WHAT YOU SHOULD DO: From the records below, copy every line that contains the word "connection".
# Start of EXCERPTED DATA
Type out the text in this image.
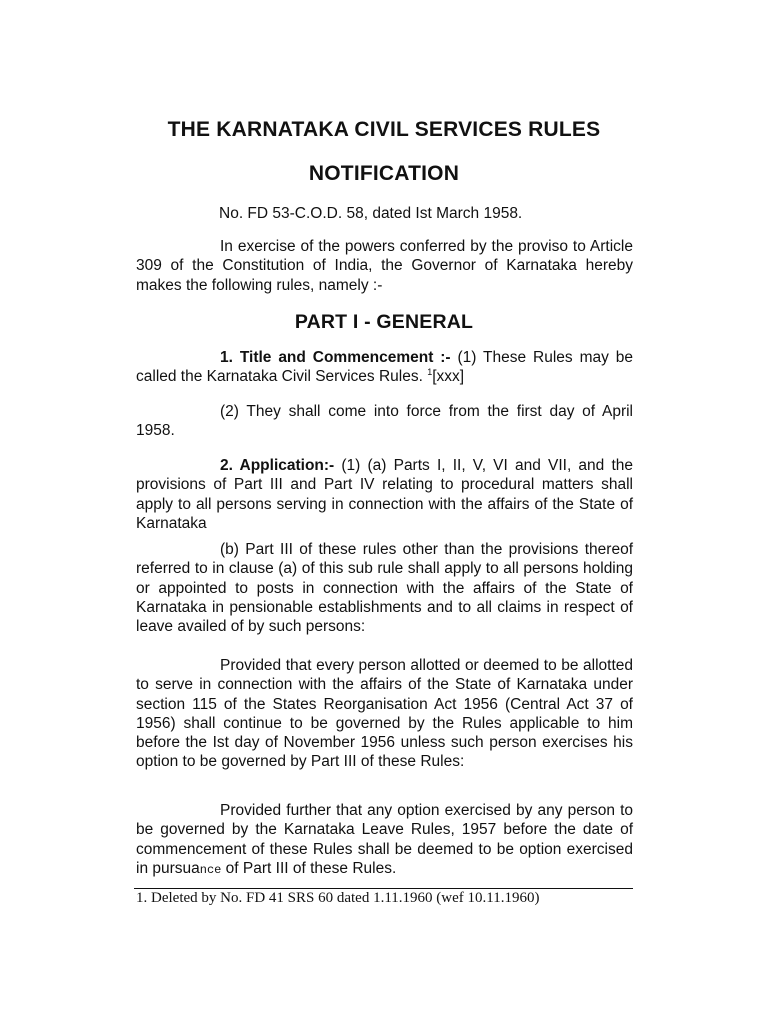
THE KARNATAKA CIVIL SERVICES RULES
NOTIFICATION
No. FD 53-C.O.D. 58, dated Ist March 1958.
In exercise of the powers conferred by the proviso to Article 309 of the Constitution of India, the Governor of Karnataka hereby makes the following rules, namely :-
PART I - GENERAL
1. Title and Commencement :- (1) These Rules may be called the Karnataka Civil Services Rules. $^1$[xxx]
(2) They shall come into force from the first day of April 1958.
2. Application:- (1) (a) Parts I, II, V, VI and VII, and the provisions of Part III and Part IV relating to procedural matters shall apply to all persons serving in connection with the affairs of the State of Karnataka
(b) Part III of these rules other than the provisions thereof referred to in clause (a) of this sub rule shall apply to all persons holding or appointed to posts in connection with the affairs of the State of Karnataka in pensionable establishments and to all claims in respect of leave availed of by such persons:
Provided that every person allotted or deemed to be allotted to serve in connection with the affairs of the State of Karnataka under section 115 of the States Reorganisation Act 1956 (Central Act 37 of 1956) shall continue to be governed by the Rules applicable to him before the Ist day of November 1956 unless such person exercises his option to be governed by Part III of these Rules:
Provided further that any option exercised by any person to be governed by the Karnataka Leave Rules, 1957 before the date of commencement of these Rules shall be deemed to be option exercised in pursuance of Part III of these Rules.
1. Deleted by No. FD 41 SRS 60 dated 1.11.1960 (wef 10.11.1960)
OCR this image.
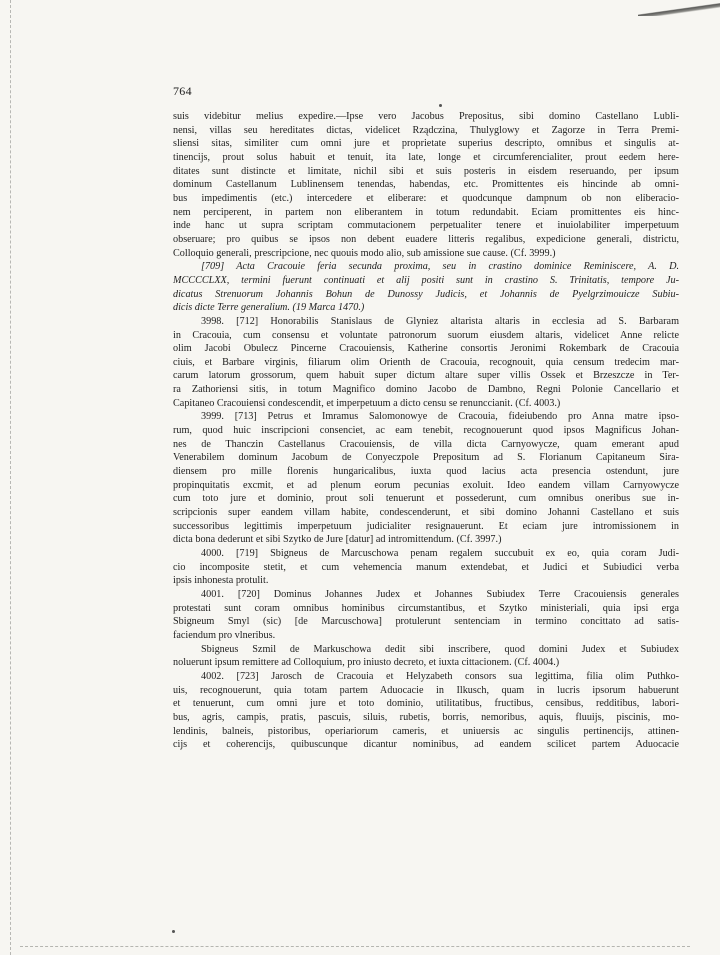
764
suis videbitur melius expedire.—Ipse vero Jacobus Prepositus, sibi domino Castellano Lubli-
nensi, villas seu hereditates dictas, videlicet Rządczina, Thulyglowy et Zagorze in Terra Premi-
sliensi sitas, similiter cum omni jure et proprietate superius descripto, omnibus et singulis at-
tinencijs, prout solus habuit et tenuit, ita late, longe et circumferencialiter, prout eedem here-
ditates sunt distincte et limitate, nichil sibi et suis posteris in eisdem reseruando, per ipsum
dominum Castellanum Lublinensem tenendas, habendas, etc. Promittentes eis hincinde ab omni-
bus impedimentis (etc.) intercedere et eliberare: et quodcunque dampnum ob non eliberacio-
nem perciperent, in partem non eliberantem in totum redundabit. Eciam promittentes eis hinc-
inde hanc ut supra scriptam commutacionem perpetualiter tenere et inuiolabiliter imperpetuum
obseruare; pro quibus se ipsos non debent euadere litteris regalibus, expedicione generali, districtu,
Colloquio generali, prescripcione, nec quouis modo alio, sub amissione sue cause. (Cf. 3999.)
[709] Acta Cracouie feria secunda proxima, seu in crastino dominice Reminiscere, A. D.
MCCCCLXX, termini fuerunt continuati et alij positi sunt in crastino S. Trinitatis, tempore Ju-
dicatus Strenuorum Johannis Bohun de Dunossy Judicis, et Johannis de Pyelgrzimouicze Subiu-
dicis dicte Terre generalium. (19 Marca 1470.)
3998. [712] Honorabilis Stanislaus de Glyniez altarista altaris in ecclesia ad S. Barbaram
in Cracouia, cum consensu et voluntate patronorum suorum eiusdem altaris, videlicet Anne relicte
olim Jacobi Obulecz Pincerne Cracouiensis, Katherine consortis Jeronimi Rokembark de Cracouia
ciuis, et Barbare virginis, filiarum olim Orienth de Cracouia, recognouit, quia censum tredecim mar-
carum latorum grossorum, quem habuit super dictum altare super villis Ossek et Brzeszcze in Ter-
ra Zathoriensi sitis, in totum Magnifico domino Jacobo de Dambno, Regni Polonie Cancellario et
Capitaneo Cracouiensi condescendit, et imperpetuum a dicto censu se renunccianit. (Cf. 4003.)
3999. [713] Petrus et Imramus Salomonowye de Cracouia, fideiubendo pro Anna matre ipso-
rum, quod huic inscripcioni consenciet, ac eam tenebit, recognouerunt quod ipsos Magnificus Johan-
nes de Thanczin Castellanus Cracouiensis, de villa dicta Carnyowycze, quam emerant apud
Venerabilem dominum Jacobum de Conyeczpole Prepositum ad S. Florianum Capitaneum Sira-
diensem pro mille florenis hungaricalibus, iuxta quod lacius acta presencia ostendunt, jure
propinquitatis excmit, et ad plenum eorum pecunias exoluit. Ideo eandem villam Carnyowycze
cum toto jure et dominio, prout soli tenuerunt et possederunt, cum omnibus oneribus sue in-
scripcionis super eandem villam habite, condescenderunt, et sibi domino Johanni Castellano et suis
successoribus legittimis imperpetuum judicialiter resignauerunt. Et eciam jure intromissionem in
dicta bona dederunt et sibi Szytko de Jure [datur] ad intromittendum. (Cf. 3997.)
4000. [719] Sbigneus de Marcuschowa penam regalem succubuit ex eo, quia coram Judi-
cio incomposite stetit, et cum vehemencia manum extendebat, et Judici et Subiudici verba
ipsis inhonesta protulit.
4001. [720] Dominus Johannes Judex et Johannes Subiudex Terre Cracouiensis generales
protestati sunt coram omnibus hominibus circumstantibus, et Szytko ministeriali, quia ipsi erga
Sbigneum Smyl (sic) [de Marcuschowa] protulerunt sentenciam in termino concittato ad satis-
faciendum pro vlneribus.
Sbigneus Szmil de Markuschowa dedit sibi inscribere, quod domini Judex et Subiudex
noluerunt ipsum remittere ad Colloquium, pro iniusto decreto, et iuxta cittacionem. (Cf. 4004.)
4002. [723] Jarosch de Cracouia et Helyzabeth consors sua legittima, filia olim Puthko-
uis, recognouerunt, quia totam partem Aduocacie in Ilkusch, quam in lucris ipsorum habuerunt
et tenuerunt, cum omni jure et toto dominio, utilitatibus, fructibus, censibus, redditibus, labori-
bus, agris, campis, pratis, pascuis, siluis, rubetis, borris, nemoribus, aquis, fluuijs, piscinis, mo-
lendinis, balneis, pistoribus, operiariorum cameris, et uniuersis ac singulis pertinencijs, attinen-
cijs et coherencijs, quibuscunque dicantur nominibus, ad eandem scilicet partem Aduocacie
# End of EXCERPTED DATA
RESULT OF THIS TASK:
2. Application:- (1) (a) Parts I, II, V, VI and VII, and the provisions of Part III and Part IV relating to procedural matters shall apply to all persons serving in connection with the affairs of the State of Karnataka
(b) Part III of these rules other than the provisions thereof referred to in clause (a) of this sub rule shall apply to all persons holding or appointed to posts in connection with the affairs of the State of Karnataka in pensionable establishments and to all claims in respect of leave availed of by such persons:
Provided that every person allotted or deemed to be allotted to serve in connection with the affairs of the State of Karnataka under section 115 of the States Reorganisation Act 1956 (Central Act 37 of 1956) shall continue to be governed by the Rules applicable to him before the Ist day of November 1956 unless such person exercises his option to be governed by Part III of these Rules:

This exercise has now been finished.